Work to do: Restate the data below word for word. Skip any images it contains.

(Extracted records)
---

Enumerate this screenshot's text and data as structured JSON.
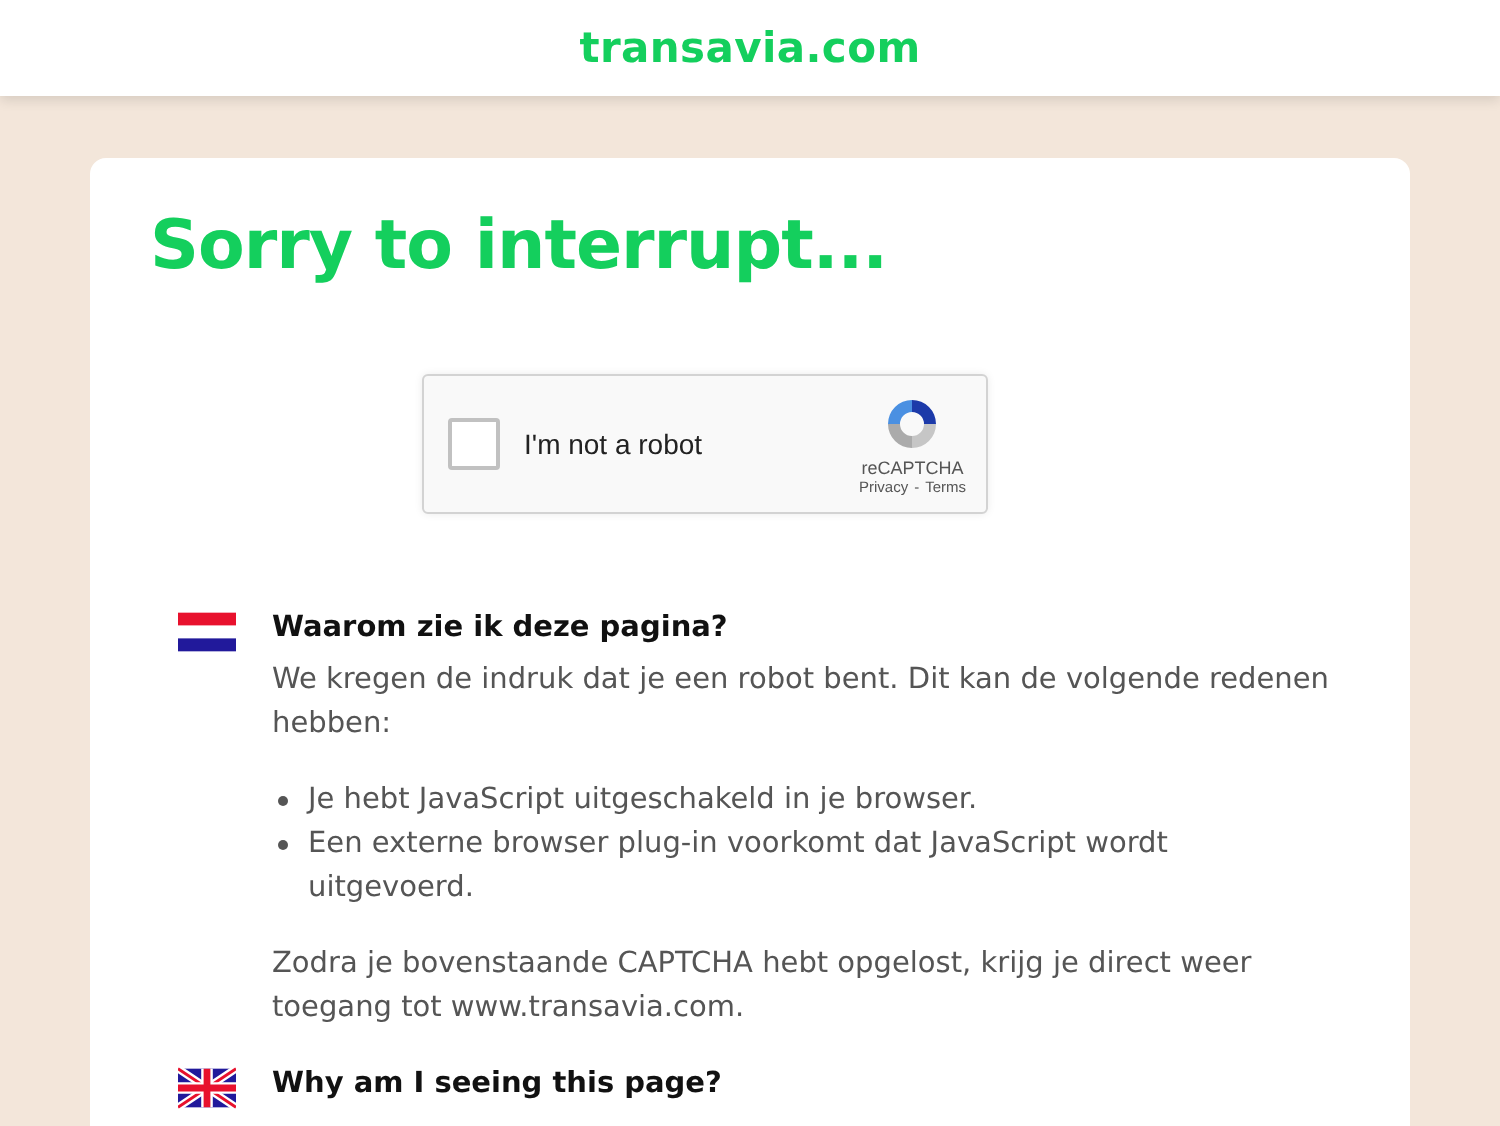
{
  "header": {
    "logo": "transavia.com"
  },
  "title": "Sorry to interrupt...",
  "captcha": {
    "checked": false,
    "label": "I'm not a robot",
    "brand": "reCAPTCHA",
    "links": [
      "Privacy",
      "Terms"
    ],
    "separator": "-"
  },
  "sections": [
    {
      "kind": "nl",
      "heading": "Waarom zie ik deze pagina?",
      "intro": "We kregen de indruk dat je een robot bent. Dit kan de volgende redenen hebben:",
      "bullets": [
        "Je hebt JavaScript uitgeschakeld in je browser.",
        "Een externe browser plug-in voorkomt dat JavaScript wordt uitgevoerd."
      ],
      "outro": "Zodra je bovenstaande CAPTCHA hebt opgelost, krijg je direct weer toegang tot www.transavia.com."
    },
    {
      "kind": "uk",
      "heading": "Why am I seeing this page?"
    }
  ]
}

---

Completed exercise:
Enumerate this screenshot's text and data as structured JSON.
{
  "header": {
    "logo": "transavia.com"
  },
  "title": "Sorry to interrupt...",
  "captcha": {
    "checked": false,
    "label": "I'm not a robot",
    "brand": "reCAPTCHA",
    "links": [
      "Privacy",
      "Terms"
    ],
    "separator": "-"
  },
  "sections": [
    {
      "kind": "nl",
      "heading": "Waarom zie ik deze pagina?",
      "intro": "We kregen de indruk dat je een robot bent. Dit kan de volgende redenen hebben:",
      "bullets": [
        "Je hebt JavaScript uitgeschakeld in je browser.",
        "Een externe browser plug-in voorkomt dat JavaScript wordt uitgevoerd."
      ],
      "outro": "Zodra je bovenstaande CAPTCHA hebt opgelost, krijg je direct weer toegang tot www.transavia.com."
    },
    {
      "kind": "uk",
      "heading": "Why am I seeing this page?"
    }
  ]
}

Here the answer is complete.